• [DO THIS]
The listing below must be repeated word for word, with its images excluded.

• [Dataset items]
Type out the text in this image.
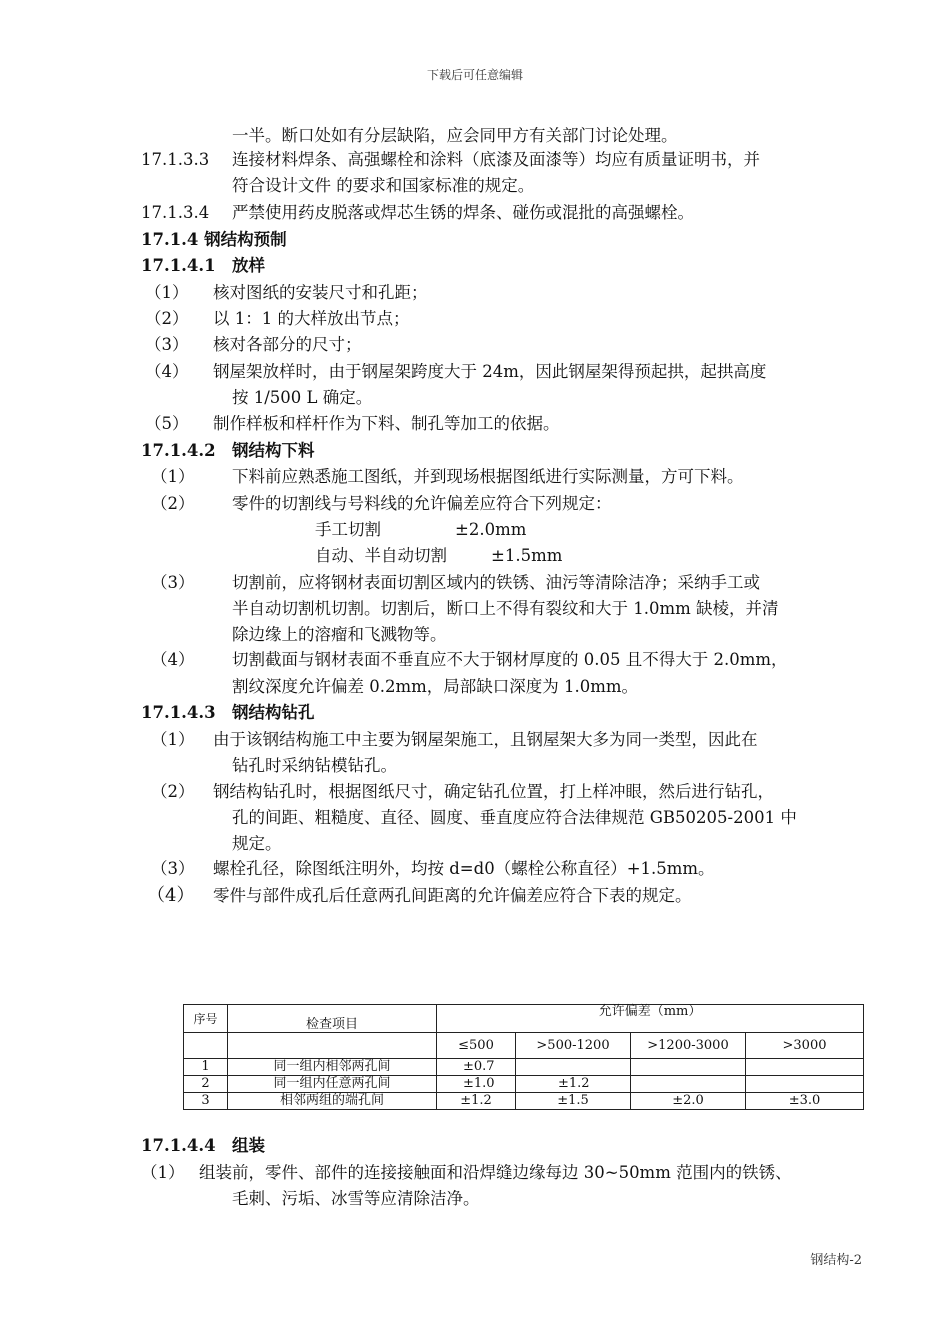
下载后可任意编辑
一半。断口处如有分层缺陷，应会同甲方有关部门讨论处理。
17.1.3.3 连接材料焊条、高强螺栓和涂料（底漆及面漆等）均应有质量证明书，并
符合设计文件 的要求和国家标准的规定。
17.1.3.4 严禁使用药皮脱落或焊芯生锈的焊条、碰伤或混批的高强螺栓。
17.1.4 钢结构预制
17.1.4.1 放样
（1） 核对图纸的安装尺寸和孔距；
（2） 以 1：1 的大样放出节点；
（3） 核对各部分的尺寸；
（4） 钢屋架放样时，由于钢屋架跨度大于 24m，因此钢屋架得预起拱，起拱高度
按 1/500 L 确定。
（5） 制作样板和样杆作为下料、制孔等加工的依据。
17.1.4.2 钢结构下料
（1） 下料前应熟悉施工图纸，并到现场根据图纸进行实际测量，方可下料。
（2） 零件的切割线与号料线的允许偏差应符合下列规定：
手工切割	±2.0mm
自动、半自动切割	±1.5mm
（3） 切割前，应将钢材表面切割区域内的铁锈、油污等清除洁净；采纳手工或
半自动切割机切割。切割后，断口上不得有裂纹和大于 1.0mm 缺棱，并清
除边缘上的溶瘤和飞溅物等。
（4） 切割截面与钢材表面不垂直应不大于钢材厚度的 0.05 且不得大于 2.0mm，
割纹深度允许偏差 0.2mm，局部缺口深度为 1.0mm。
17.1.4.3 钢结构钻孔
（1） 由于该钢结构施工中主要为钢屋架施工，且钢屋架大多为同一类型，因此在
钻孔时采纳钻模钻孔。
（2） 钢结构钻孔时，根据图纸尺寸，确定钻孔位置，打上样冲眼，然后进行钻孔，
孔的间距、粗糙度、直径、圆度、垂直度应符合法律规范 GB50205-2001 中
规定。
（3） 螺栓孔径，除图纸注明外，均按 d=d0（螺栓公称直径）+1.5mm。
（4） 零件与部件成孔后任意两孔间距离的允许偏差应符合下表的规定。
序号	检查项目	允许偏差（mm）			
		≤500	>500-1200	>1200-3000	>3000
1	同一组内相邻两孔间	±0.7			
2	同一组内任意两孔间	±1.0	±1.2		
3	相邻两组的端孔间	±1.2	±1.5	±2.0	±3.0
17.1.4.4 组装
（1） 组装前，零件、部件的连接接触面和沿焊缝边缘每边 30~50mm 范围内的铁锈、
毛刺、污垢、冰雪等应清除洁净。
钢结构-2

• [SOLUTION TO THIS TASK]
Type out the text in this image.
下载后可任意编辑
一半。断口处如有分层缺陷，应会同甲方有关部门讨论处理。
17.1.3.3 连接材料焊条、高强螺栓和涂料（底漆及面漆等）均应有质量证明书，并
符合设计文件 的要求和国家标准的规定。
17.1.3.4 严禁使用药皮脱落或焊芯生锈的焊条、碰伤或混批的高强螺栓。
17.1.4 钢结构预制
17.1.4.1 放样
（1） 核对图纸的安装尺寸和孔距；
（2） 以 1：1 的大样放出节点；
（3） 核对各部分的尺寸；
（4） 钢屋架放样时，由于钢屋架跨度大于 24m，因此钢屋架得预起拱，起拱高度
按 1/500 L 确定。
（5） 制作样板和样杆作为下料、制孔等加工的依据。
17.1.4.2 钢结构下料
（1） 下料前应熟悉施工图纸，并到现场根据图纸进行实际测量，方可下料。
（2） 零件的切割线与号料线的允许偏差应符合下列规定：
手工切割	±2.0mm
自动、半自动切割	±1.5mm
（3） 切割前，应将钢材表面切割区域内的铁锈、油污等清除洁净；采纳手工或
半自动切割机切割。切割后，断口上不得有裂纹和大于 1.0mm 缺棱，并清
除边缘上的溶瘤和飞溅物等。
（4） 切割截面与钢材表面不垂直应不大于钢材厚度的 0.05 且不得大于 2.0mm，
割纹深度允许偏差 0.2mm，局部缺口深度为 1.0mm。
17.1.4.3 钢结构钻孔
（1） 由于该钢结构施工中主要为钢屋架施工，且钢屋架大多为同一类型，因此在
钻孔时采纳钻模钻孔。
（2） 钢结构钻孔时，根据图纸尺寸，确定钻孔位置，打上样冲眼，然后进行钻孔，
孔的间距、粗糙度、直径、圆度、垂直度应符合法律规范 GB50205-2001 中
规定。
（3） 螺栓孔径，除图纸注明外，均按 d=d0（螺栓公称直径）+1.5mm。
（4） 零件与部件成孔后任意两孔间距离的允许偏差应符合下表的规定。
序号	检查项目	允许偏差（mm）			
		≤500	>500-1200	>1200-3000	>3000
1	同一组内相邻两孔间	±0.7			
2	同一组内任意两孔间	±1.0	±1.2		
3	相邻两组的端孔间	±1.2	±1.5	±2.0	±3.0
17.1.4.4 组装
（1） 组装前，零件、部件的连接接触面和沿焊缝边缘每边 30~50mm 范围内的铁锈、
毛刺、污垢、冰雪等应清除洁净。
钢结构-2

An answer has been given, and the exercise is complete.